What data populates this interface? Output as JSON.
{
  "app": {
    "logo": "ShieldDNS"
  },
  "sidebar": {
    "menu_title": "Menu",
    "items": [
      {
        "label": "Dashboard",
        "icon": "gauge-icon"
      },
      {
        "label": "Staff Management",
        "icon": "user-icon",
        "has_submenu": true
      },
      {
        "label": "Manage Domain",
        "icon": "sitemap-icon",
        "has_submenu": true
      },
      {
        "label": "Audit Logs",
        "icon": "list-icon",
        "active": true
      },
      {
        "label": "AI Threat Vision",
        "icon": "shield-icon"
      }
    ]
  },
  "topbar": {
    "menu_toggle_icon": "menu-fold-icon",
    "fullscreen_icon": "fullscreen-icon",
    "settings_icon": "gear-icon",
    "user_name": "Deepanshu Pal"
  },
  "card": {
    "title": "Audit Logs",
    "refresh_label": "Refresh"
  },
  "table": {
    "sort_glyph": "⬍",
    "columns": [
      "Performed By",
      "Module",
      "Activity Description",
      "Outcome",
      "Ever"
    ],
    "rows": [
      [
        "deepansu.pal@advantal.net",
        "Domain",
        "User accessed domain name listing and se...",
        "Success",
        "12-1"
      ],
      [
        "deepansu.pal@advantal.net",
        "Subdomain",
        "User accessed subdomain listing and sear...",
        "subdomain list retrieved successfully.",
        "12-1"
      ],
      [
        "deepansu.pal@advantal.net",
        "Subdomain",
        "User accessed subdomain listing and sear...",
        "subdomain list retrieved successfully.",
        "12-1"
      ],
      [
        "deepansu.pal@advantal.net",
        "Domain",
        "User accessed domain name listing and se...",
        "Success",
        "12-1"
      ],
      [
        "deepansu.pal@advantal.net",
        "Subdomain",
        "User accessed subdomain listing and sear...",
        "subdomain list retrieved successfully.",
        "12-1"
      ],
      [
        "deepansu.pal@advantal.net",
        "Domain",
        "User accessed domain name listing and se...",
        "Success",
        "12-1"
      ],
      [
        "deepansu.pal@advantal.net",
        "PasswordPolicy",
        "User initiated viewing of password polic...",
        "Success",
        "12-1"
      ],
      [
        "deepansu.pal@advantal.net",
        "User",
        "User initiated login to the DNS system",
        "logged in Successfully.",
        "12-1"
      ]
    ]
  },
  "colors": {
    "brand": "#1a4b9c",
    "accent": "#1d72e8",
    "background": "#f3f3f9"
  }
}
■ ■ ■
Write out every line exactly as it stands.

### FULL SOLUTION
What data populates this interface? Output as JSON.
{
  "app": {
    "logo": "ShieldDNS"
  },
  "sidebar": {
    "menu_title": "Menu",
    "items": [
      {
        "label": "Dashboard",
        "icon": "gauge-icon"
      },
      {
        "label": "Staff Management",
        "icon": "user-icon",
        "has_submenu": true
      },
      {
        "label": "Manage Domain",
        "icon": "sitemap-icon",
        "has_submenu": true
      },
      {
        "label": "Audit Logs",
        "icon": "list-icon",
        "active": true
      },
      {
        "label": "AI Threat Vision",
        "icon": "shield-icon"
      }
    ]
  },
  "topbar": {
    "menu_toggle_icon": "menu-fold-icon",
    "fullscreen_icon": "fullscreen-icon",
    "settings_icon": "gear-icon",
    "user_name": "Deepanshu Pal"
  },
  "card": {
    "title": "Audit Logs",
    "refresh_label": "Refresh"
  },
  "table": {
    "sort_glyph": "⬍",
    "columns": [
      "Performed By",
      "Module",
      "Activity Description",
      "Outcome",
      "Ever"
    ],
    "rows": [
      [
        "deepansu.pal@advantal.net",
        "Domain",
        "User accessed domain name listing and se...",
        "Success",
        "12-1"
      ],
      [
        "deepansu.pal@advantal.net",
        "Subdomain",
        "User accessed subdomain listing and sear...",
        "subdomain list retrieved successfully.",
        "12-1"
      ],
      [
        "deepansu.pal@advantal.net",
        "Subdomain",
        "User accessed subdomain listing and sear...",
        "subdomain list retrieved successfully.",
        "12-1"
      ],
      [
        "deepansu.pal@advantal.net",
        "Domain",
        "User accessed domain name listing and se...",
        "Success",
        "12-1"
      ],
      [
        "deepansu.pal@advantal.net",
        "Subdomain",
        "User accessed subdomain listing and sear...",
        "subdomain list retrieved successfully.",
        "12-1"
      ],
      [
        "deepansu.pal@advantal.net",
        "Domain",
        "User accessed domain name listing and se...",
        "Success",
        "12-1"
      ],
      [
        "deepansu.pal@advantal.net",
        "PasswordPolicy",
        "User initiated viewing of password polic...",
        "Success",
        "12-1"
      ],
      [
        "deepansu.pal@advantal.net",
        "User",
        "User initiated login to the DNS system",
        "logged in Successfully.",
        "12-1"
      ]
    ]
  },
  "colors": {
    "brand": "#1a4b9c",
    "accent": "#1d72e8",
    "background": "#f3f3f9"
  }
}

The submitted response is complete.